■ **PROBLEM TO WORK ON**:
From the entries below, copy every line holding the word "SVOD".

□ □ □ □

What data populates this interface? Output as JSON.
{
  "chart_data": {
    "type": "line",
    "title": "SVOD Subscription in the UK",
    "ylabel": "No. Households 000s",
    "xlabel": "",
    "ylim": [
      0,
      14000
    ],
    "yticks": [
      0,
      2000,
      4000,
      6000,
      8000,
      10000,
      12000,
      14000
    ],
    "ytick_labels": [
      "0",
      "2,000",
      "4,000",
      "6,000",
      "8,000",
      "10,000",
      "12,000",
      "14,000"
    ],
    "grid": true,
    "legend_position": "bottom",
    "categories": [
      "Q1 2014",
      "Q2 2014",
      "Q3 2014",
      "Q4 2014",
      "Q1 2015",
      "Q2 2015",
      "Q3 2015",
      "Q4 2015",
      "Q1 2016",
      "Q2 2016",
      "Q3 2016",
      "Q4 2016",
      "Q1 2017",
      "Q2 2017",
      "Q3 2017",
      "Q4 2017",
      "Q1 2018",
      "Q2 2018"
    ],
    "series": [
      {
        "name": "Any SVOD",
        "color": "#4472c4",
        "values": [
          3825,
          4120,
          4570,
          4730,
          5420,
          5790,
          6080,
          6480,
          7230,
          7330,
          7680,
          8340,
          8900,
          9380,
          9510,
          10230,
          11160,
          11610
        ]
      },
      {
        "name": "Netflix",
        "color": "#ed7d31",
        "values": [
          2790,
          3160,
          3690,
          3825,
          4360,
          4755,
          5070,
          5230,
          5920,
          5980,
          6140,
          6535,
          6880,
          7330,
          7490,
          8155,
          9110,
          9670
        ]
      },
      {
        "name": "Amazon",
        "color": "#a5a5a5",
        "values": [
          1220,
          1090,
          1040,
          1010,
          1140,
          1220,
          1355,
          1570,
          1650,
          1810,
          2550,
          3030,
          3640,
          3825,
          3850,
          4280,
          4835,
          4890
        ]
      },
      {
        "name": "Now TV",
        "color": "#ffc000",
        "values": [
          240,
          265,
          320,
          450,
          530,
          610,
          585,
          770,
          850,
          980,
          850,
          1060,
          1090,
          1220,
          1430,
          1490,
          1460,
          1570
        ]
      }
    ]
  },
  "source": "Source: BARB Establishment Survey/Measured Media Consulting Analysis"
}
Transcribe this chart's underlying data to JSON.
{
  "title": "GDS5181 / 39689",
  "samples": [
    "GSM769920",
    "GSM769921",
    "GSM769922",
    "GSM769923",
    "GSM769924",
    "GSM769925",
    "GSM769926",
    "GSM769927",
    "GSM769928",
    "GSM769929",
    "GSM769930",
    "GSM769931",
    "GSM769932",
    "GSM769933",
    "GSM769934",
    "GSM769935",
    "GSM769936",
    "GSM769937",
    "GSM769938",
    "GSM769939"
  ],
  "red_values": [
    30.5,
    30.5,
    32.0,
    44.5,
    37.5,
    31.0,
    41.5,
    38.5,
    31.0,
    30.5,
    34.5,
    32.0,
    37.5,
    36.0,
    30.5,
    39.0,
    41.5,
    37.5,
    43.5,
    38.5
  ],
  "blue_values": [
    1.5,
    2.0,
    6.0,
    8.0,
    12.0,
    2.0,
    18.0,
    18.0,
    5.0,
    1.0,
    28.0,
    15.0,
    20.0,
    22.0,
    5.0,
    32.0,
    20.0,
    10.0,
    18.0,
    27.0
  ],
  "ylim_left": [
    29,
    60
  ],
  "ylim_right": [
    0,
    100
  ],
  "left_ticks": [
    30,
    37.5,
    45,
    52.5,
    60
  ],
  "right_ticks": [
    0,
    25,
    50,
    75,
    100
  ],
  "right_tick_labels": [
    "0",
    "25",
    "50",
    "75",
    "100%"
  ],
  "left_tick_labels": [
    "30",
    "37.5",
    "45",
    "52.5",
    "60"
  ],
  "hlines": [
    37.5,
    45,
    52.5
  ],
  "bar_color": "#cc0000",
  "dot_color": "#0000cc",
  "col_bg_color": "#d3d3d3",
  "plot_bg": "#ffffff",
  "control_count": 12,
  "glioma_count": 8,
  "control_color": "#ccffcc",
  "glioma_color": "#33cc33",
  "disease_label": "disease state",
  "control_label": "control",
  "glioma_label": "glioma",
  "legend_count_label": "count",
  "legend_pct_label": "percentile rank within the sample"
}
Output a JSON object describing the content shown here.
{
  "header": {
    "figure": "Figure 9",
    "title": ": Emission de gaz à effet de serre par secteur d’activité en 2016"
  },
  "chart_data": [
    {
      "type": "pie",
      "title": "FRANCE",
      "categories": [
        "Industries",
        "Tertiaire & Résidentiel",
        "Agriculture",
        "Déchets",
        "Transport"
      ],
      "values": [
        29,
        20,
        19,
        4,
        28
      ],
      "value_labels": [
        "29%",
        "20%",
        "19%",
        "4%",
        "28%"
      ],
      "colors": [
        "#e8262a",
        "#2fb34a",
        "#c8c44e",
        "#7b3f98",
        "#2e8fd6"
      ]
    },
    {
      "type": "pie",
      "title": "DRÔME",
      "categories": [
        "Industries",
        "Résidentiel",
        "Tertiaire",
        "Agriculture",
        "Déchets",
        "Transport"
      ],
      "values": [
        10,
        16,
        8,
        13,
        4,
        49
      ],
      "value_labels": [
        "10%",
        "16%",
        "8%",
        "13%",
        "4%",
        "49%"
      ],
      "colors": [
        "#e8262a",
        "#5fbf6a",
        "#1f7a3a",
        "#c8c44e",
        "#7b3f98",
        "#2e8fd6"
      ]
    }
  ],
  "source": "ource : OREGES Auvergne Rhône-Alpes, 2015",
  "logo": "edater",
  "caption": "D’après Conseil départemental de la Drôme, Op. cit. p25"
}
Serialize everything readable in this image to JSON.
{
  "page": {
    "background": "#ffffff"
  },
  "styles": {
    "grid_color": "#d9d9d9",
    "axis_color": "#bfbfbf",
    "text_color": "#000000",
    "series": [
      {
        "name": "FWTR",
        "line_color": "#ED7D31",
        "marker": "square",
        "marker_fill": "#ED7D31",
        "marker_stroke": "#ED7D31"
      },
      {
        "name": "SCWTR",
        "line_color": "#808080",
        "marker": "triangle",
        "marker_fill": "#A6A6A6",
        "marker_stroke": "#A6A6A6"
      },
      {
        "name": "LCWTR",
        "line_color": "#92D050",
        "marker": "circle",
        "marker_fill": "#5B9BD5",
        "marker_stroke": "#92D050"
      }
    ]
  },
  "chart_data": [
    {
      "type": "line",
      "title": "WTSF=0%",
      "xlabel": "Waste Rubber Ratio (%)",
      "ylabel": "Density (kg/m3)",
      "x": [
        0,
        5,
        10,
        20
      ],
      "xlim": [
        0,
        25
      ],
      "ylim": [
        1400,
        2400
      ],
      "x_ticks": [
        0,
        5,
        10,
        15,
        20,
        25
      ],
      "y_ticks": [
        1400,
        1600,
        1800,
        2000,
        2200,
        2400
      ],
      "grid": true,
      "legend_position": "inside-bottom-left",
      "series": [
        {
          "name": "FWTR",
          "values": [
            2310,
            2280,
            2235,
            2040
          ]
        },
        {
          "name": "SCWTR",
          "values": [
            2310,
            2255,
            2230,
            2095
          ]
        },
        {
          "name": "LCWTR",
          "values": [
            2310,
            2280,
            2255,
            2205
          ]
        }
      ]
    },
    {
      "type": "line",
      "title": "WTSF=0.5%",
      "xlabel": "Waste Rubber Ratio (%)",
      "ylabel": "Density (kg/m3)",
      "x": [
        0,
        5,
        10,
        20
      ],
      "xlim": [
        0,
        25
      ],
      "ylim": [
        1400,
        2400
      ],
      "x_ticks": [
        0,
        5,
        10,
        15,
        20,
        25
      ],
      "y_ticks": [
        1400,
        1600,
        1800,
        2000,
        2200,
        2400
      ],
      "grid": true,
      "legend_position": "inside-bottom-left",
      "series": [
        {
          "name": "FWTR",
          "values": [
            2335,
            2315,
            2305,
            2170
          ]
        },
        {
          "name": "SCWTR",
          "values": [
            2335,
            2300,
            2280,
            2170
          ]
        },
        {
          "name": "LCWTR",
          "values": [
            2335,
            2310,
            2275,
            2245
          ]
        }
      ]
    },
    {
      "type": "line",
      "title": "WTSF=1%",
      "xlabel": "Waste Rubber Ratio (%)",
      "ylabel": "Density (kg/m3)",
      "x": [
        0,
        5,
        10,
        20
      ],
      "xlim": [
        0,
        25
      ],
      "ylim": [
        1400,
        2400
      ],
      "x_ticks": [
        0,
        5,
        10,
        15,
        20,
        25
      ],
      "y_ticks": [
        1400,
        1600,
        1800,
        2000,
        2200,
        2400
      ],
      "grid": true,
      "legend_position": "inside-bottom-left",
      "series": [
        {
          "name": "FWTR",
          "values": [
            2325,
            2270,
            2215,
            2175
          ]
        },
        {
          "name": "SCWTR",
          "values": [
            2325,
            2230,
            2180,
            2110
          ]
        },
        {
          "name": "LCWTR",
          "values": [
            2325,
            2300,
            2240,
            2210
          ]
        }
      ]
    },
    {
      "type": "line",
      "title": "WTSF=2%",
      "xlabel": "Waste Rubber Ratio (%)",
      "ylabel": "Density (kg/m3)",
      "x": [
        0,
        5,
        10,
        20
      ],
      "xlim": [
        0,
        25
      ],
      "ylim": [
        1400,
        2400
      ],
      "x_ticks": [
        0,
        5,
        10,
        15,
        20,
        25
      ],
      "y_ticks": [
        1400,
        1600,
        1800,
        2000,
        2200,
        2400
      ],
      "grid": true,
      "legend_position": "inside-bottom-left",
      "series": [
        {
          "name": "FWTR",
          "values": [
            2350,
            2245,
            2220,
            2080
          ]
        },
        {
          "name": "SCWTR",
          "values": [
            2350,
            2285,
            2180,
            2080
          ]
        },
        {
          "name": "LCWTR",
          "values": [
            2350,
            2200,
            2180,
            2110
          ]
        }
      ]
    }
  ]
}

□ □ □ □

■ **ANSWER TO THIS EXERCISE**:
    "title": "SVOD Subscription in the UK",
        "name": "Any SVOD",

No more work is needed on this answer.